### Data entries
+++

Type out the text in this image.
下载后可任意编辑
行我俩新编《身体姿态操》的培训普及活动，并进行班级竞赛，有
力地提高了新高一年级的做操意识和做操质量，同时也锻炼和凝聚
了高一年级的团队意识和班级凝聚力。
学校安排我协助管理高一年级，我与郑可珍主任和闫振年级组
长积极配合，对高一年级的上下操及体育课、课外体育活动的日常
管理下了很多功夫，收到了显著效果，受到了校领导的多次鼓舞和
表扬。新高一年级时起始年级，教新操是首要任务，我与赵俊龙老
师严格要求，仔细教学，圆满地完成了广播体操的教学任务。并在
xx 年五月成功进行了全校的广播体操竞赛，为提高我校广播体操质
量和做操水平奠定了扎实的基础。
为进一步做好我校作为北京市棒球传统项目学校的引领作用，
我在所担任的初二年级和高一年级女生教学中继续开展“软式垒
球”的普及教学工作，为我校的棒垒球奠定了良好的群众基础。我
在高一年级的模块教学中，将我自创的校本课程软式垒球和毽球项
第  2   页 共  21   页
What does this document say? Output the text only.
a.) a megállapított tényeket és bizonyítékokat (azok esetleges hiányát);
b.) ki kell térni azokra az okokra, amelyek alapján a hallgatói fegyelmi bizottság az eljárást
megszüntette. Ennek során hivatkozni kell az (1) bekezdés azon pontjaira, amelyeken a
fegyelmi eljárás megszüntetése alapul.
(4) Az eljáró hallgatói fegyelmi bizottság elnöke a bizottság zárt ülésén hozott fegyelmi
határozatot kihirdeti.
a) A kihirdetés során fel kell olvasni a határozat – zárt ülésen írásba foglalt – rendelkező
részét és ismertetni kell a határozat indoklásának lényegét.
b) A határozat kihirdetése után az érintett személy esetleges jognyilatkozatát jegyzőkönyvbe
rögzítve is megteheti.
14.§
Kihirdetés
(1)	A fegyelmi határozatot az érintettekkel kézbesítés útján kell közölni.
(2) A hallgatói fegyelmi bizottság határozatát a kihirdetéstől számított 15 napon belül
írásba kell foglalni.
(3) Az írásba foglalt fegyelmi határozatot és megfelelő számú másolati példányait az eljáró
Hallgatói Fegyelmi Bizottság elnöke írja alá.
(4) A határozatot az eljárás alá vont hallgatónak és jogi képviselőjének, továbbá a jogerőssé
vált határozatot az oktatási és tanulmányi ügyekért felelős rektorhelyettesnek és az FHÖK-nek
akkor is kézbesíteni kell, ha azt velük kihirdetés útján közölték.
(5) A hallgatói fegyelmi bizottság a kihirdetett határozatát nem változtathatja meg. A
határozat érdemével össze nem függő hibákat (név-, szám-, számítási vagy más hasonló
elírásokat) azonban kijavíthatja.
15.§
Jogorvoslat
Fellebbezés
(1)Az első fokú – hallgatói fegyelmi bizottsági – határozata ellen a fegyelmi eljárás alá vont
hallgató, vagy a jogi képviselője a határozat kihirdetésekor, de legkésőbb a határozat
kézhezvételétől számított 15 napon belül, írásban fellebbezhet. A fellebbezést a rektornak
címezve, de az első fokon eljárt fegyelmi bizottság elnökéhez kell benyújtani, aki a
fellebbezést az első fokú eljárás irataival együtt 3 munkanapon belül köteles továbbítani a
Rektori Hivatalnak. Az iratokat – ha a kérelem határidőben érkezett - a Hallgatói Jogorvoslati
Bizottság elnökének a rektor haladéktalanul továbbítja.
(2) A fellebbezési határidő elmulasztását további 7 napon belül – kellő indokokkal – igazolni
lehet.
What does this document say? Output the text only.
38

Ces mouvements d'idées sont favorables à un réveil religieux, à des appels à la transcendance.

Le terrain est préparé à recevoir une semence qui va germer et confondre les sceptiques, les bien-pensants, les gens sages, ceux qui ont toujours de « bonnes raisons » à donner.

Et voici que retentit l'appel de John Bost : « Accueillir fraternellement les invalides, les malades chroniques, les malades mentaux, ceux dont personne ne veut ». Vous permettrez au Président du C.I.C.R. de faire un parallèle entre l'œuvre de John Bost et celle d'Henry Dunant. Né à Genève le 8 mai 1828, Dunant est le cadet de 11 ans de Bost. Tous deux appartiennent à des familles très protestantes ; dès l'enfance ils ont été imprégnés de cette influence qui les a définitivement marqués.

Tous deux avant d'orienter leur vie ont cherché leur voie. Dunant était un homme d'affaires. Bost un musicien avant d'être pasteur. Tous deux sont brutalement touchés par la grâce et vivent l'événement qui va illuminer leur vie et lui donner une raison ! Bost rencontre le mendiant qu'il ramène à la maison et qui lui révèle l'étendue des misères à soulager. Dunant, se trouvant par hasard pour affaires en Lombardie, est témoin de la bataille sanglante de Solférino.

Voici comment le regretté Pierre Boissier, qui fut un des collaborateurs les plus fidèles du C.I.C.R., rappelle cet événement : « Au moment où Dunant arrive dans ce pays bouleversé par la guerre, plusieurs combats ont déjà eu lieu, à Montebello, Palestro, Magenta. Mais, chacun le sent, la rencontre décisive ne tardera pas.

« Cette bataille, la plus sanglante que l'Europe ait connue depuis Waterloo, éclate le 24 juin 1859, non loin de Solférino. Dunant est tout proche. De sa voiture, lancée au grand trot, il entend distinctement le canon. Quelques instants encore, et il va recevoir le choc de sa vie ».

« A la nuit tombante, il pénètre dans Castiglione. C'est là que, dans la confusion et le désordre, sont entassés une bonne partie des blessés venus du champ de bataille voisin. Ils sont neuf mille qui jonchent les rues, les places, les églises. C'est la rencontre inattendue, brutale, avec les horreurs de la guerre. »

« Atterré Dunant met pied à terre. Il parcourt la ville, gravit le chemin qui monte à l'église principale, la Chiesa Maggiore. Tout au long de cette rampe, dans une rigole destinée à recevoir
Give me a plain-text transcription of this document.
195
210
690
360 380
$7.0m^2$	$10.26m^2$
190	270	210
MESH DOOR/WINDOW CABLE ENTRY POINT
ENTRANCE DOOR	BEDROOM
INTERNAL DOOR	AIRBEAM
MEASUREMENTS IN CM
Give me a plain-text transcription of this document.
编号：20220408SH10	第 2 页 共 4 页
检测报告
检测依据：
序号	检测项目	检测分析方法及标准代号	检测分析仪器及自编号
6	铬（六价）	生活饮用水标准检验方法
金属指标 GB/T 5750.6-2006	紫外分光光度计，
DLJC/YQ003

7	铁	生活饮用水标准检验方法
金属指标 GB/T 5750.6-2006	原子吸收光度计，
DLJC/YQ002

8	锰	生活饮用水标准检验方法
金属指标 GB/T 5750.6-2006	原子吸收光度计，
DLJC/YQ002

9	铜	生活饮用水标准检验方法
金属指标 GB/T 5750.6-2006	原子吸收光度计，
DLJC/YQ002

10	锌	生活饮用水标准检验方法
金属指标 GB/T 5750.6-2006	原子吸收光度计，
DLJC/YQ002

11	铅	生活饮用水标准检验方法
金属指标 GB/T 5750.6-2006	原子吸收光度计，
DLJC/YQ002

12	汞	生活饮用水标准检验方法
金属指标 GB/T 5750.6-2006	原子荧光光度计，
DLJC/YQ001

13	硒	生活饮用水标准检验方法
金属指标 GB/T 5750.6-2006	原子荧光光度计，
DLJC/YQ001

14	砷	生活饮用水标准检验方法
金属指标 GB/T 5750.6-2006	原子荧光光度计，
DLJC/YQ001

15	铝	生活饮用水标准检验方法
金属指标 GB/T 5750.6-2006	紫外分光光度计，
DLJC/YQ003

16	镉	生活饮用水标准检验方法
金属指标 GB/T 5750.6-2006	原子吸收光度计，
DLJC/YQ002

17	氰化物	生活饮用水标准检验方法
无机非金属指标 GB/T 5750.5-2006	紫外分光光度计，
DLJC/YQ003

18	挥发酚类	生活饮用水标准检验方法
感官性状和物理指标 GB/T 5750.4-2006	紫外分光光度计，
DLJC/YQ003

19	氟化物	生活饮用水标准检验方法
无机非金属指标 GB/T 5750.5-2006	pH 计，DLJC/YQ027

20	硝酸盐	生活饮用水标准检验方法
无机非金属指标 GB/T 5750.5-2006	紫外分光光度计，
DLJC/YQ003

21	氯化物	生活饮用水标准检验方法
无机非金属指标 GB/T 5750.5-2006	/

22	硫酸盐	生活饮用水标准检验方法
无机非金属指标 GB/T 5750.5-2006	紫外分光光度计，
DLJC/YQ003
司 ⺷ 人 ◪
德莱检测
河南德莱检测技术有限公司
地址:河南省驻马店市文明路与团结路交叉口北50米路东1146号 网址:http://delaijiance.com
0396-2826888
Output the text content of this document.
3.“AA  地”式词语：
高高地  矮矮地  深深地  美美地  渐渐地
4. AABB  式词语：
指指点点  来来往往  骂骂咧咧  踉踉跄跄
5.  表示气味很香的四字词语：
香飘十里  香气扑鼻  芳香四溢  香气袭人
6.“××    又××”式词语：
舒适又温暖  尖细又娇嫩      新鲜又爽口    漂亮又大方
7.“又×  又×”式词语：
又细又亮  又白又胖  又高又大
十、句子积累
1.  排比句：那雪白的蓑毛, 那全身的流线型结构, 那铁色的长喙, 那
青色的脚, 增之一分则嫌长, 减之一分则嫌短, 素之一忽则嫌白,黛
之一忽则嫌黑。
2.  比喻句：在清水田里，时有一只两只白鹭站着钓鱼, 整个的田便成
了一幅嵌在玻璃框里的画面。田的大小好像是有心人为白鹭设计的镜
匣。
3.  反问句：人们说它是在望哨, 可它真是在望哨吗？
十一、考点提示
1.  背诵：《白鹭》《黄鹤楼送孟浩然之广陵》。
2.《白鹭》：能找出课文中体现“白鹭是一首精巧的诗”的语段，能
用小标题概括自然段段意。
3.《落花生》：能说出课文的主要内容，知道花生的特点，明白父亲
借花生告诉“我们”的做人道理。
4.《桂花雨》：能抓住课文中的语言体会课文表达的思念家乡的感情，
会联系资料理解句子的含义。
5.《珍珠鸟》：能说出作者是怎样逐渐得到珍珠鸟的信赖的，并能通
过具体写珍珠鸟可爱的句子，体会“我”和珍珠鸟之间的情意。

+++

Go over the records above and tally the lines with the word "jogi" in them. Give the number alone.

### COMPLETED EXERCISE
2